Task description: Copy out the records in full, word for word, without pictures.

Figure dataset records
┏━━

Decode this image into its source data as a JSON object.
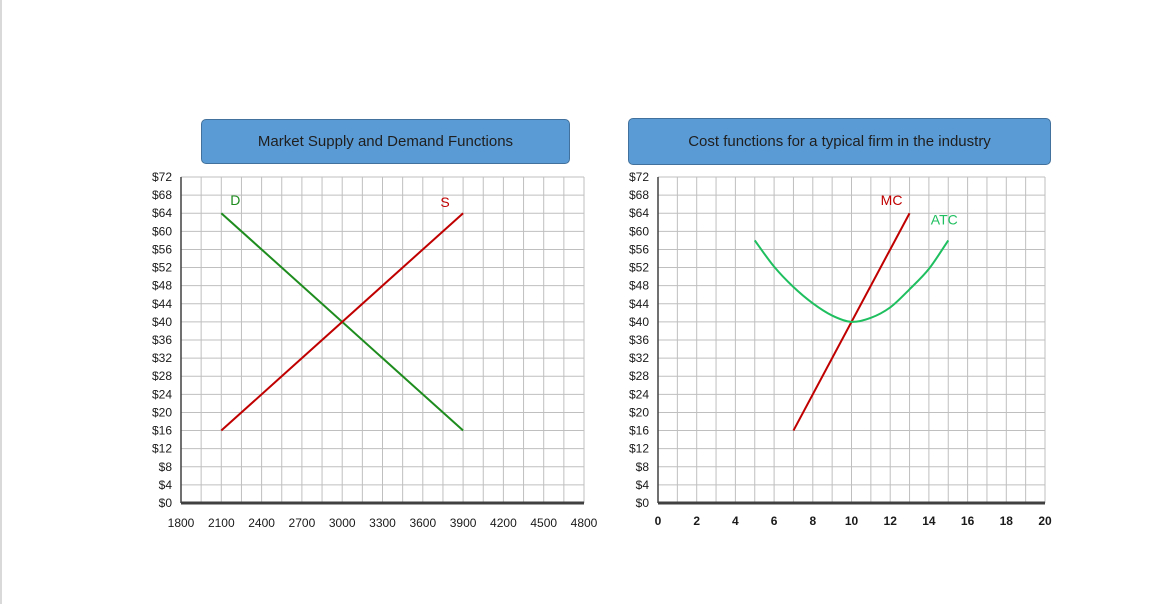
{
  "chart_data": [
    {
      "type": "line",
      "title": "Market Supply and Demand Functions",
      "x_ticks": [
        "1800",
        "2100",
        "2400",
        "2700",
        "3000",
        "3300",
        "3600",
        "3900",
        "4200",
        "4500",
        "4800"
      ],
      "y_ticks": [
        "$0",
        "$4",
        "$8",
        "$12",
        "$16",
        "$20",
        "$24",
        "$28",
        "$32",
        "$36",
        "$40",
        "$44",
        "$48",
        "$52",
        "$56",
        "$60",
        "$64",
        "$68",
        "$72"
      ],
      "xlim": [
        1800,
        4800
      ],
      "ylim": [
        0,
        72
      ],
      "grid": true,
      "series": [
        {
          "name": "D",
          "color": "#1e8c1e",
          "points": [
            [
              2100,
              64
            ],
            [
              3900,
              16
            ]
          ]
        },
        {
          "name": "S",
          "color": "#c00000",
          "points": [
            [
              2100,
              16
            ],
            [
              3900,
              64
            ]
          ]
        }
      ]
    },
    {
      "type": "line",
      "title": "Cost functions for a typical firm in the industry",
      "x_ticks": [
        "0",
        "2",
        "4",
        "6",
        "8",
        "10",
        "12",
        "14",
        "16",
        "18",
        "20"
      ],
      "y_ticks": [
        "$0",
        "$4",
        "$8",
        "$12",
        "$16",
        "$20",
        "$24",
        "$28",
        "$32",
        "$36",
        "$40",
        "$44",
        "$48",
        "$52",
        "$56",
        "$60",
        "$64",
        "$68",
        "$72"
      ],
      "xlim": [
        0,
        20
      ],
      "ylim": [
        0,
        72
      ],
      "grid": true,
      "series": [
        {
          "name": "MC",
          "color": "#c00000",
          "points": [
            [
              7,
              16
            ],
            [
              13,
              64
            ]
          ]
        },
        {
          "name": "ATC",
          "color": "#1fbf5f",
          "points": [
            [
              5,
              58
            ],
            [
              6,
              52.2
            ],
            [
              7,
              47.7
            ],
            [
              8,
              44.1
            ],
            [
              9,
              41.4
            ],
            [
              10,
              40
            ],
            [
              11,
              40.9
            ],
            [
              12,
              43.2
            ],
            [
              13,
              47.2
            ],
            [
              14,
              51.7
            ],
            [
              15,
              58
            ]
          ]
        }
      ]
    }
  ]
}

┗━━

Task response:
Decode this image into its source data as a JSON object.
{
  "chart_data": [
    {
      "type": "line",
      "title": "Market Supply and Demand Functions",
      "x_ticks": [
        "1800",
        "2100",
        "2400",
        "2700",
        "3000",
        "3300",
        "3600",
        "3900",
        "4200",
        "4500",
        "4800"
      ],
      "y_ticks": [
        "$0",
        "$4",
        "$8",
        "$12",
        "$16",
        "$20",
        "$24",
        "$28",
        "$32",
        "$36",
        "$40",
        "$44",
        "$48",
        "$52",
        "$56",
        "$60",
        "$64",
        "$68",
        "$72"
      ],
      "xlim": [
        1800,
        4800
      ],
      "ylim": [
        0,
        72
      ],
      "grid": true,
      "series": [
        {
          "name": "D",
          "color": "#1e8c1e",
          "points": [
            [
              2100,
              64
            ],
            [
              3900,
              16
            ]
          ]
        },
        {
          "name": "S",
          "color": "#c00000",
          "points": [
            [
              2100,
              16
            ],
            [
              3900,
              64
            ]
          ]
        }
      ]
    },
    {
      "type": "line",
      "title": "Cost functions for a typical firm in the industry",
      "x_ticks": [
        "0",
        "2",
        "4",
        "6",
        "8",
        "10",
        "12",
        "14",
        "16",
        "18",
        "20"
      ],
      "y_ticks": [
        "$0",
        "$4",
        "$8",
        "$12",
        "$16",
        "$20",
        "$24",
        "$28",
        "$32",
        "$36",
        "$40",
        "$44",
        "$48",
        "$52",
        "$56",
        "$60",
        "$64",
        "$68",
        "$72"
      ],
      "xlim": [
        0,
        20
      ],
      "ylim": [
        0,
        72
      ],
      "grid": true,
      "series": [
        {
          "name": "MC",
          "color": "#c00000",
          "points": [
            [
              7,
              16
            ],
            [
              13,
              64
            ]
          ]
        },
        {
          "name": "ATC",
          "color": "#1fbf5f",
          "points": [
            [
              5,
              58
            ],
            [
              6,
              52.2
            ],
            [
              7,
              47.7
            ],
            [
              8,
              44.1
            ],
            [
              9,
              41.4
            ],
            [
              10,
              40
            ],
            [
              11,
              40.9
            ],
            [
              12,
              43.2
            ],
            [
              13,
              47.2
            ],
            [
              14,
              51.7
            ],
            [
              15,
              58
            ]
          ]
        }
      ]
    }
  ]
}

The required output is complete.